-- START --

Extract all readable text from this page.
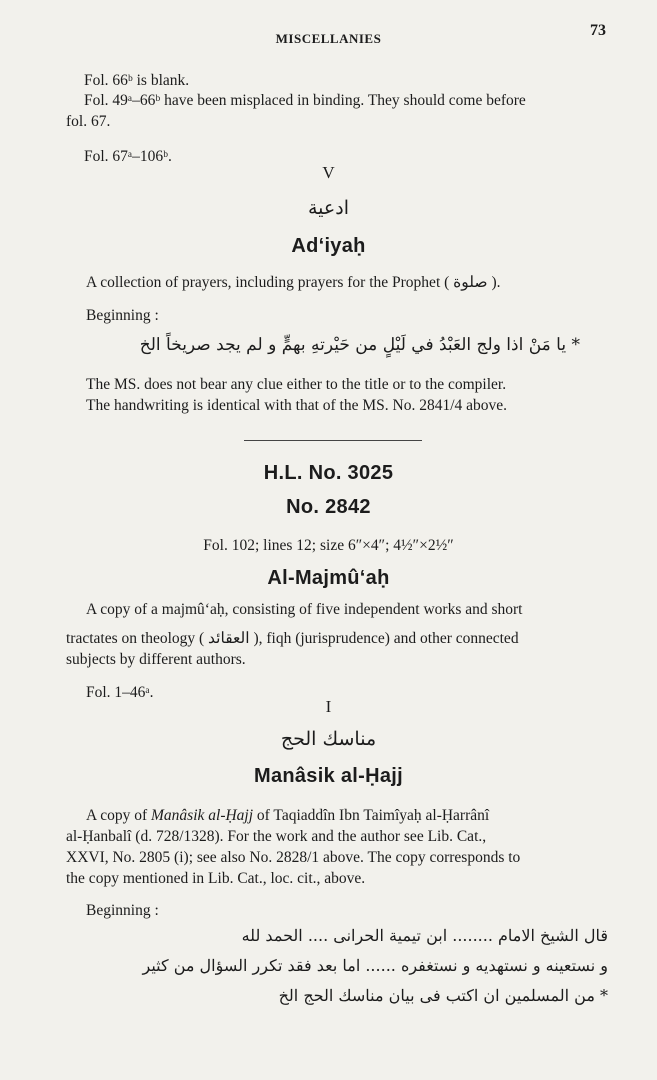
MISCELLANIES	73
Fol. 66ᵇ is blank.
Fol. 49ᵃ–66ᵇ have been misplaced in binding. They should come before
fol. 67.
Fol. 67ᵃ–106ᵇ.
V
ادعية
Ad‘iyaḥ
A collection of prayers, including prayers for the Prophet ( صلوة ).
Beginning :
* يا مَنْ اذا ولج العَبْدُ في لَيْلٍ من حَيْرتهِ بهمٍّ و لم يجد صريخاً الخ
The MS. does not bear any clue either to the title or to the compiler.
The handwriting is identical with that of the MS. No. 2841/4 above.
H.L. No. 3025
No. 2842
Fol. 102; lines 12; size 6″×4″; 4½″×2½″
Al-Majmû‘aḥ
A copy of a majmû‘aḥ, consisting of five independent works and short
tractates on theology ( العقائد ), fiqh (jurisprudence) and other connected
subjects by different authors.
Fol. 1–46ᵃ.
I
مناسك الحج
Manâsik al-Ḥajj
A copy of Manâsik al-Ḥajj of Taqiaddîn Ibn Taimîyaḥ al-Ḥarrânî
al-Ḥanbalî (d. 728/1328). For the work and the author see Lib. Cat.,
XXVI, No. 2805 (i); see also No. 2828/1 above. The copy corresponds to
the copy mentioned in Lib. Cat., loc. cit., above.
Beginning :
قال الشيخ الامام ........ ابن تيمية الحرانی .... الحمد لله
و نستعينه و نستهديه و نستغفره ...... اما بعد فقد تكرر السؤال من كثير
* من المسلمين ان اكتب فی بيان مناسك الحج الخ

-- END --

From the listing above, collect each line in which the string "مناسك" appears.

مناسك الحج
* من المسلمين ان اكتب فی بيان مناسك الحج الخ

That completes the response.